Input data:

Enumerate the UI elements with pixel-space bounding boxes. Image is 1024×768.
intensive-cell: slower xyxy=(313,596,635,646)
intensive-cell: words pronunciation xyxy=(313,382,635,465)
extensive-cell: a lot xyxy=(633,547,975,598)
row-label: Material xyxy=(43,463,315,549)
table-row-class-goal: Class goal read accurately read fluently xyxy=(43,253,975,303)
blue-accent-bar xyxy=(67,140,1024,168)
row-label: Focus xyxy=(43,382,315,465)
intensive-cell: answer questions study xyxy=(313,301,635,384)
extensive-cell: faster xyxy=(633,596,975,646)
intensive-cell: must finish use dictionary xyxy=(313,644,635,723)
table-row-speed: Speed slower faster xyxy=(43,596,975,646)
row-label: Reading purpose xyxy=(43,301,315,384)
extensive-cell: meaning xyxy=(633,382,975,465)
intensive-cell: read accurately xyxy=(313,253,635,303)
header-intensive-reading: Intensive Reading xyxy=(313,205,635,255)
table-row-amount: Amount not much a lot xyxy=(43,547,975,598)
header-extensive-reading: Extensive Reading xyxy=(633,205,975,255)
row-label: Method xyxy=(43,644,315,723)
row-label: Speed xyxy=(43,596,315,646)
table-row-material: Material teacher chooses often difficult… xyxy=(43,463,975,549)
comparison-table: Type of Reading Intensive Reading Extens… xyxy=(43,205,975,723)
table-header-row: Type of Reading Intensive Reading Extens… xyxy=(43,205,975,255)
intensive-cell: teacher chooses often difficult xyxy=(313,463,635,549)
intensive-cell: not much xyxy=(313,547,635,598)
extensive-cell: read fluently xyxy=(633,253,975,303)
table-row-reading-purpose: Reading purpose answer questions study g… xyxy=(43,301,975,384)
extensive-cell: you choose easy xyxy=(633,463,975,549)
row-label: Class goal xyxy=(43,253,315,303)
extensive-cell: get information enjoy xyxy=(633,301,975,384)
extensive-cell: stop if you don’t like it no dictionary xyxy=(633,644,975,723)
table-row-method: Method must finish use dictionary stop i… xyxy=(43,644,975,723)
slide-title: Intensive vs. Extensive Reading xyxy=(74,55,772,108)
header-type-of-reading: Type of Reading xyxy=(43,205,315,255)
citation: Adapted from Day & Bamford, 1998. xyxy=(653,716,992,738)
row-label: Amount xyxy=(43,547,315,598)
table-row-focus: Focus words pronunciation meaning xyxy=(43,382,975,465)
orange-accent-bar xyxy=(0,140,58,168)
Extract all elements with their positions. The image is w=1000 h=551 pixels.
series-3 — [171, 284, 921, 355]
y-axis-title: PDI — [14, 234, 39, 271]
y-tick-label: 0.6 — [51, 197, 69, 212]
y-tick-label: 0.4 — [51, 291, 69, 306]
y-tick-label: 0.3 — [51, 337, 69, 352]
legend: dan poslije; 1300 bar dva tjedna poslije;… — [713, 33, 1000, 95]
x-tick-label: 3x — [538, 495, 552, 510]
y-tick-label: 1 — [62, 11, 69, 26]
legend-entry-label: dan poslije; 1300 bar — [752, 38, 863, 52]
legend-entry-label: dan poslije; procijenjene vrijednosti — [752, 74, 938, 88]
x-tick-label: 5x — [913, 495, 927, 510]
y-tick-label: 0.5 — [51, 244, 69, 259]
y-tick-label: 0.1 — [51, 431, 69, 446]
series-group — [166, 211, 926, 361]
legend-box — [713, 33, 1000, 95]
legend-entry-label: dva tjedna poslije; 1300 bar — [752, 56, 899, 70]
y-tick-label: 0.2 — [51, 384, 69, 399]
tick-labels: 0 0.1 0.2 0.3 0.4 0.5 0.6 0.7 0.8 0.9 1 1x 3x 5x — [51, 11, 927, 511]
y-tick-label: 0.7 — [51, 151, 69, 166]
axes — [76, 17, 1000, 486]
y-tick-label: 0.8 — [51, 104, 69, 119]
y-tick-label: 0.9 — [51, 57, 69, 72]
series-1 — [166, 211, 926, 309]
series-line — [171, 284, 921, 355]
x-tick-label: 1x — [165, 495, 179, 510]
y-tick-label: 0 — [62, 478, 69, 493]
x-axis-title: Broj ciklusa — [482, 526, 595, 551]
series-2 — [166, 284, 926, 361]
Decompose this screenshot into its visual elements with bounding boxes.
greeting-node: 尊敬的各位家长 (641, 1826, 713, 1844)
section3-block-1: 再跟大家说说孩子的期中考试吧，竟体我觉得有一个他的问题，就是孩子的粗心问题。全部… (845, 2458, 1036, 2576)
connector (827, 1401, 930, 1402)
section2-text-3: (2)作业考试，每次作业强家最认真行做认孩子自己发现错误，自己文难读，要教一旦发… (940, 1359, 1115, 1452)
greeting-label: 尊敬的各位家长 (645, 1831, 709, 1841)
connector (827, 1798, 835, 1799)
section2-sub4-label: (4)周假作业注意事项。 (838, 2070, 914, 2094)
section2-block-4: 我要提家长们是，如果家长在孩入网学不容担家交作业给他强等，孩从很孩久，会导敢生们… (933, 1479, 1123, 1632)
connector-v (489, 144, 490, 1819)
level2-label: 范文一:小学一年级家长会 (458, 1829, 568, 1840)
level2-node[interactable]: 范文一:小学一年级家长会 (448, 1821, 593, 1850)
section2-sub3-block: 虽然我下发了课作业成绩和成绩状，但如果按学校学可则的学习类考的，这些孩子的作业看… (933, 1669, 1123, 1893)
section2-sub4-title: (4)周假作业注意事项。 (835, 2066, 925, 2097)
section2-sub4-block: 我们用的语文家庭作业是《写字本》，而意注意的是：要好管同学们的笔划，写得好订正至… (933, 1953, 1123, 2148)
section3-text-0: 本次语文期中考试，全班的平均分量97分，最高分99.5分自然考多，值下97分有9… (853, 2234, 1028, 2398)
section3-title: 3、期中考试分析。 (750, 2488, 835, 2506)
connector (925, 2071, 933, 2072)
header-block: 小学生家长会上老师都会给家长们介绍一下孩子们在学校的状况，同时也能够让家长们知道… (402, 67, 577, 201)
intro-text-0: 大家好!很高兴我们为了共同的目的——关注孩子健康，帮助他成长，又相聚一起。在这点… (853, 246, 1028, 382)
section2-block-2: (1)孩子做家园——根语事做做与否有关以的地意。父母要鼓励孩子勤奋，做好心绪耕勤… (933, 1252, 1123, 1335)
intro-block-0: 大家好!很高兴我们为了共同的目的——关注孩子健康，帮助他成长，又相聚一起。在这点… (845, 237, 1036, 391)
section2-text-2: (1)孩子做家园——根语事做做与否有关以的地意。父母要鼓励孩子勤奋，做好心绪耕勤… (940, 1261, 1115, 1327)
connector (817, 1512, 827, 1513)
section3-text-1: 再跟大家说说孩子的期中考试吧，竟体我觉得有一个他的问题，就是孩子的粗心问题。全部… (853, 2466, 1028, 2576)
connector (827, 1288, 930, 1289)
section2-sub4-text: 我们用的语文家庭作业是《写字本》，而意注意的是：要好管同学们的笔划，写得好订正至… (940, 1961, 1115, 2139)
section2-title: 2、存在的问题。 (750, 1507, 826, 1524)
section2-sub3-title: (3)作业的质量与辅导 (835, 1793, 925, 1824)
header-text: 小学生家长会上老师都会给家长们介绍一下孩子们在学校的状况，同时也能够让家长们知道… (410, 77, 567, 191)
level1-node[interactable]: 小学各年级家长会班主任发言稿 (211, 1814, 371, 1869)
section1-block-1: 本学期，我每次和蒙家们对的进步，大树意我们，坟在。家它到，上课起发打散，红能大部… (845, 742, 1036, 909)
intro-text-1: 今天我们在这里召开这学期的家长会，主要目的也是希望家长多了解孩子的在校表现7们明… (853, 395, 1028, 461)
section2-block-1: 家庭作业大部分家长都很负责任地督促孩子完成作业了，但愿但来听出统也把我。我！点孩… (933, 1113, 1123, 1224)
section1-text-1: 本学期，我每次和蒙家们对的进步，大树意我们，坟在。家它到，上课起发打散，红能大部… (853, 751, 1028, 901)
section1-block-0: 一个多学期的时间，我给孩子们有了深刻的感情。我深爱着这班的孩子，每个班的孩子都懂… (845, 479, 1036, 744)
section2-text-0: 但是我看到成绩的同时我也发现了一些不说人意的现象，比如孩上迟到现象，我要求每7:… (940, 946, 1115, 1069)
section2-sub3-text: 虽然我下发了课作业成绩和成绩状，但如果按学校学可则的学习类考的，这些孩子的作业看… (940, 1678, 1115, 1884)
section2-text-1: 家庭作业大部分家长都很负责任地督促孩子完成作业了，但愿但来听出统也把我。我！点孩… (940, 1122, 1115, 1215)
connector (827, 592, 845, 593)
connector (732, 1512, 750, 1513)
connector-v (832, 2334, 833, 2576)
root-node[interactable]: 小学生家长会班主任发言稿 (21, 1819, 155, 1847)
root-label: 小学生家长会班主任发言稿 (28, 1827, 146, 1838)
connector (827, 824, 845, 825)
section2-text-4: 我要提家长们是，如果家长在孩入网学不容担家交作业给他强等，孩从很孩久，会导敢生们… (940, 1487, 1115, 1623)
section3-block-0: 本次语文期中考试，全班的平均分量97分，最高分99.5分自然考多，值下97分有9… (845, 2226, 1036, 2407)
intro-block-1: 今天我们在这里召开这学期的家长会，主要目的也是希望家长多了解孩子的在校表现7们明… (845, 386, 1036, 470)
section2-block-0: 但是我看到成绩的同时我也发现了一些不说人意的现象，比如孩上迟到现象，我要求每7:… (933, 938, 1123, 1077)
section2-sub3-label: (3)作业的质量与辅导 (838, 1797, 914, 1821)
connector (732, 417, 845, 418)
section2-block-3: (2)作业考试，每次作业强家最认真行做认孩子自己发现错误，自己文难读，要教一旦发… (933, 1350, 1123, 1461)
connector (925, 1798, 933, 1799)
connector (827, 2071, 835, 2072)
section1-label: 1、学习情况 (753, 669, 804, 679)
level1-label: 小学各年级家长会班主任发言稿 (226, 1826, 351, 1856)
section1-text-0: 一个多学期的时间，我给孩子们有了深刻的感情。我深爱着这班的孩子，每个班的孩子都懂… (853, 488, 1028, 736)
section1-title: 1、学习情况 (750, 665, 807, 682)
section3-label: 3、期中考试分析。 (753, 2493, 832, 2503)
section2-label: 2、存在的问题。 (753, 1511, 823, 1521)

What to do: Reproduce the lines of the listing above word for word, from its first line through the line containing "table-row-method: Method must", inclusive.

In response:
Enumerate the UI elements with pixel-space bounding boxes. Image is 1024×768.
intensive-cell: slower xyxy=(313,596,635,646)
intensive-cell: words pronunciation xyxy=(313,382,635,465)
extensive-cell: a lot xyxy=(633,547,975,598)
row-label: Material xyxy=(43,463,315,549)
table-row-class-goal: Class goal read accurately read fluently xyxy=(43,253,975,303)
blue-accent-bar xyxy=(67,140,1024,168)
row-label: Focus xyxy=(43,382,315,465)
intensive-cell: answer questions study xyxy=(313,301,635,384)
extensive-cell: faster xyxy=(633,596,975,646)
intensive-cell: must finish use dictionary xyxy=(313,644,635,723)
table-row-speed: Speed slower faster xyxy=(43,596,975,646)
row-label: Reading purpose xyxy=(43,301,315,384)
extensive-cell: meaning xyxy=(633,382,975,465)
intensive-cell: read accurately xyxy=(313,253,635,303)
header-intensive-reading: Intensive Reading xyxy=(313,205,635,255)
table-row-amount: Amount not much a lot xyxy=(43,547,975,598)
header-extensive-reading: Extensive Reading xyxy=(633,205,975,255)
row-label: Method xyxy=(43,644,315,723)
row-label: Speed xyxy=(43,596,315,646)
table-row-material: Material teacher chooses often difficult… xyxy=(43,463,975,549)
comparison-table: Type of Reading Intensive Reading Extens… xyxy=(43,205,975,723)
table-header-row: Type of Reading Intensive Reading Extens… xyxy=(43,205,975,255)
intensive-cell: teacher chooses often difficult xyxy=(313,463,635,549)
intensive-cell: not much xyxy=(313,547,635,598)
extensive-cell: read fluently xyxy=(633,253,975,303)
table-row-reading-purpose: Reading purpose answer questions study g… xyxy=(43,301,975,384)
extensive-cell: you choose easy xyxy=(633,463,975,549)
row-label: Class goal xyxy=(43,253,315,303)
extensive-cell: get information enjoy xyxy=(633,301,975,384)
extensive-cell: stop if you don’t like it no dictionary xyxy=(633,644,975,723)
table-row-method: Method must finish use dictionary stop i… xyxy=(43,644,975,723)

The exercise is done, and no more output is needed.